◆ GOAL OF THE EXERCISE ◆
Keep the images out and copy every entry below exactly.

═══

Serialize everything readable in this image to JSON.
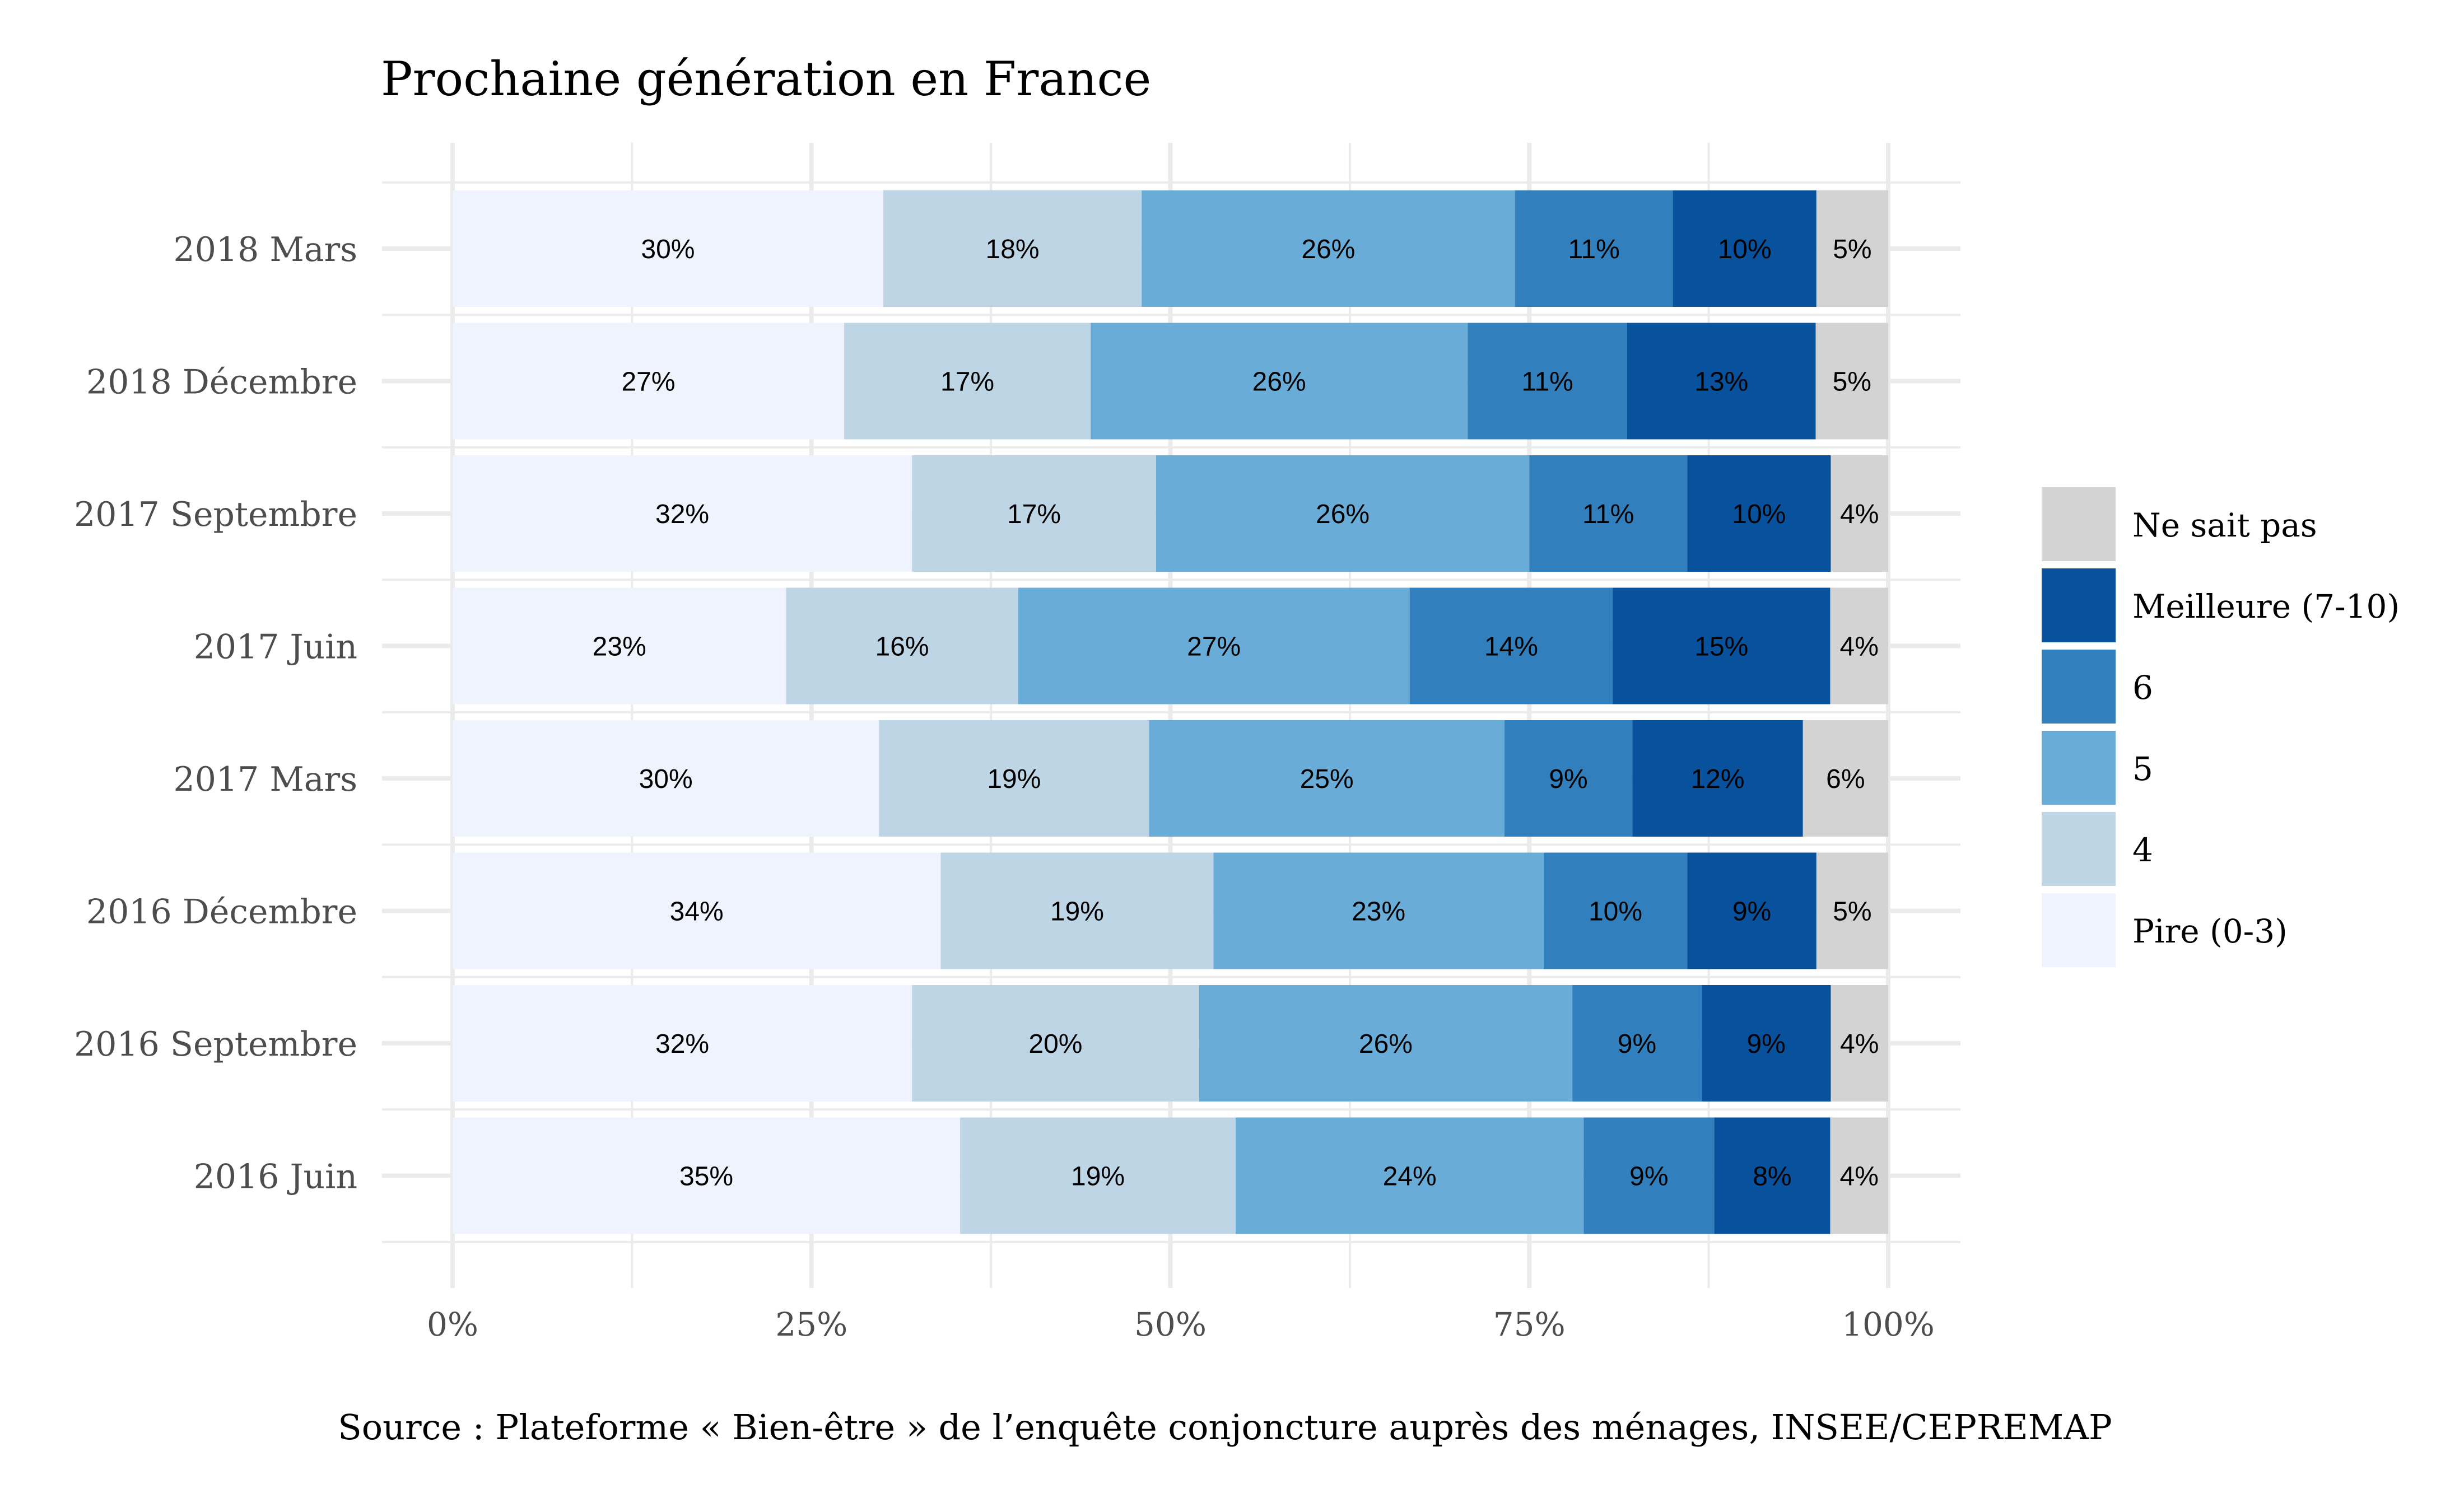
{
  "chart_data": {
    "type": "bar",
    "orientation": "horizontal",
    "stacked": true,
    "title": "Prochaine génération en France",
    "caption": "Source : Plateforme « Bien-être » de l’enquête conjoncture auprès des ménages, INSEE/CEPREMAP",
    "xlabel": "",
    "ylabel": "",
    "xlim": [
      0,
      100
    ],
    "x_ticks": [
      "0%",
      "25%",
      "50%",
      "75%",
      "100%"
    ],
    "grid": true,
    "legend_position": "right",
    "categories": [
      "2018 Mars",
      "2018 Décembre",
      "2017 Septembre",
      "2017 Juin",
      "2017 Mars",
      "2016 Décembre",
      "2016 Septembre",
      "2016 Juin"
    ],
    "series": [
      {
        "name": "Pire (0-3)",
        "color": "#eef3fd",
        "values": [
          30,
          27,
          32,
          23,
          30,
          34,
          32,
          35
        ],
        "labels": [
          "30%",
          "27%",
          "32%",
          "23%",
          "30%",
          "34%",
          "32%",
          "35%"
        ]
      },
      {
        "name": "4",
        "color": "#bed5e6",
        "values": [
          18,
          17,
          17,
          16,
          19,
          19,
          20,
          19
        ],
        "labels": [
          "18%",
          "17%",
          "17%",
          "16%",
          "19%",
          "19%",
          "20%",
          "19%"
        ]
      },
      {
        "name": "5",
        "color": "#69acd7",
        "values": [
          26,
          26,
          26,
          27,
          25,
          23,
          26,
          24
        ],
        "labels": [
          "26%",
          "26%",
          "26%",
          "27%",
          "25%",
          "23%",
          "26%",
          "24%"
        ]
      },
      {
        "name": "6",
        "color": "#3180bd",
        "values": [
          11,
          11,
          11,
          14,
          9,
          10,
          9,
          9
        ],
        "labels": [
          "11%",
          "11%",
          "11%",
          "14%",
          "9%",
          "10%",
          "9%",
          "9%"
        ]
      },
      {
        "name": "Meilleure (7-10)",
        "color": "#08519c",
        "values": [
          10,
          13,
          10,
          15,
          12,
          9,
          9,
          8
        ],
        "labels": [
          "10%",
          "13%",
          "10%",
          "15%",
          "12%",
          "9%",
          "9%",
          "8%"
        ]
      },
      {
        "name": "Ne sait pas",
        "color": "#d3d3d3",
        "values": [
          5,
          5,
          4,
          4,
          6,
          5,
          4,
          4
        ],
        "labels": [
          "5%",
          "5%",
          "4%",
          "4%",
          "6%",
          "5%",
          "4%",
          "4%"
        ]
      }
    ],
    "legend_order": [
      "Ne sait pas",
      "Meilleure (7-10)",
      "6",
      "5",
      "4",
      "Pire (0-3)"
    ],
    "colors": {
      "grid": "#ebebeb",
      "axis_text": "#4d4d4d",
      "title": "#000000",
      "label_text": "#000000"
    }
  }
}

═══

◆ COMPLETE ANSWER ◆
Serialize everything readable in this image to JSON.
{
  "chart_data": {
    "type": "bar",
    "orientation": "horizontal",
    "stacked": true,
    "title": "Prochaine génération en France",
    "caption": "Source : Plateforme « Bien-être » de l’enquête conjoncture auprès des ménages, INSEE/CEPREMAP",
    "xlabel": "",
    "ylabel": "",
    "xlim": [
      0,
      100
    ],
    "x_ticks": [
      "0%",
      "25%",
      "50%",
      "75%",
      "100%"
    ],
    "grid": true,
    "legend_position": "right",
    "categories": [
      "2018 Mars",
      "2018 Décembre",
      "2017 Septembre",
      "2017 Juin",
      "2017 Mars",
      "2016 Décembre",
      "2016 Septembre",
      "2016 Juin"
    ],
    "series": [
      {
        "name": "Pire (0-3)",
        "color": "#eef3fd",
        "values": [
          30,
          27,
          32,
          23,
          30,
          34,
          32,
          35
        ],
        "labels": [
          "30%",
          "27%",
          "32%",
          "23%",
          "30%",
          "34%",
          "32%",
          "35%"
        ]
      },
      {
        "name": "4",
        "color": "#bed5e6",
        "values": [
          18,
          17,
          17,
          16,
          19,
          19,
          20,
          19
        ],
        "labels": [
          "18%",
          "17%",
          "17%",
          "16%",
          "19%",
          "19%",
          "20%",
          "19%"
        ]
      },
      {
        "name": "5",
        "color": "#69acd7",
        "values": [
          26,
          26,
          26,
          27,
          25,
          23,
          26,
          24
        ],
        "labels": [
          "26%",
          "26%",
          "26%",
          "27%",
          "25%",
          "23%",
          "26%",
          "24%"
        ]
      },
      {
        "name": "6",
        "color": "#3180bd",
        "values": [
          11,
          11,
          11,
          14,
          9,
          10,
          9,
          9
        ],
        "labels": [
          "11%",
          "11%",
          "11%",
          "14%",
          "9%",
          "10%",
          "9%",
          "9%"
        ]
      },
      {
        "name": "Meilleure (7-10)",
        "color": "#08519c",
        "values": [
          10,
          13,
          10,
          15,
          12,
          9,
          9,
          8
        ],
        "labels": [
          "10%",
          "13%",
          "10%",
          "15%",
          "12%",
          "9%",
          "9%",
          "8%"
        ]
      },
      {
        "name": "Ne sait pas",
        "color": "#d3d3d3",
        "values": [
          5,
          5,
          4,
          4,
          6,
          5,
          4,
          4
        ],
        "labels": [
          "5%",
          "5%",
          "4%",
          "4%",
          "6%",
          "5%",
          "4%",
          "4%"
        ]
      }
    ],
    "legend_order": [
      "Ne sait pas",
      "Meilleure (7-10)",
      "6",
      "5",
      "4",
      "Pire (0-3)"
    ],
    "colors": {
      "grid": "#ebebeb",
      "axis_text": "#4d4d4d",
      "title": "#000000",
      "label_text": "#000000"
    }
  }
}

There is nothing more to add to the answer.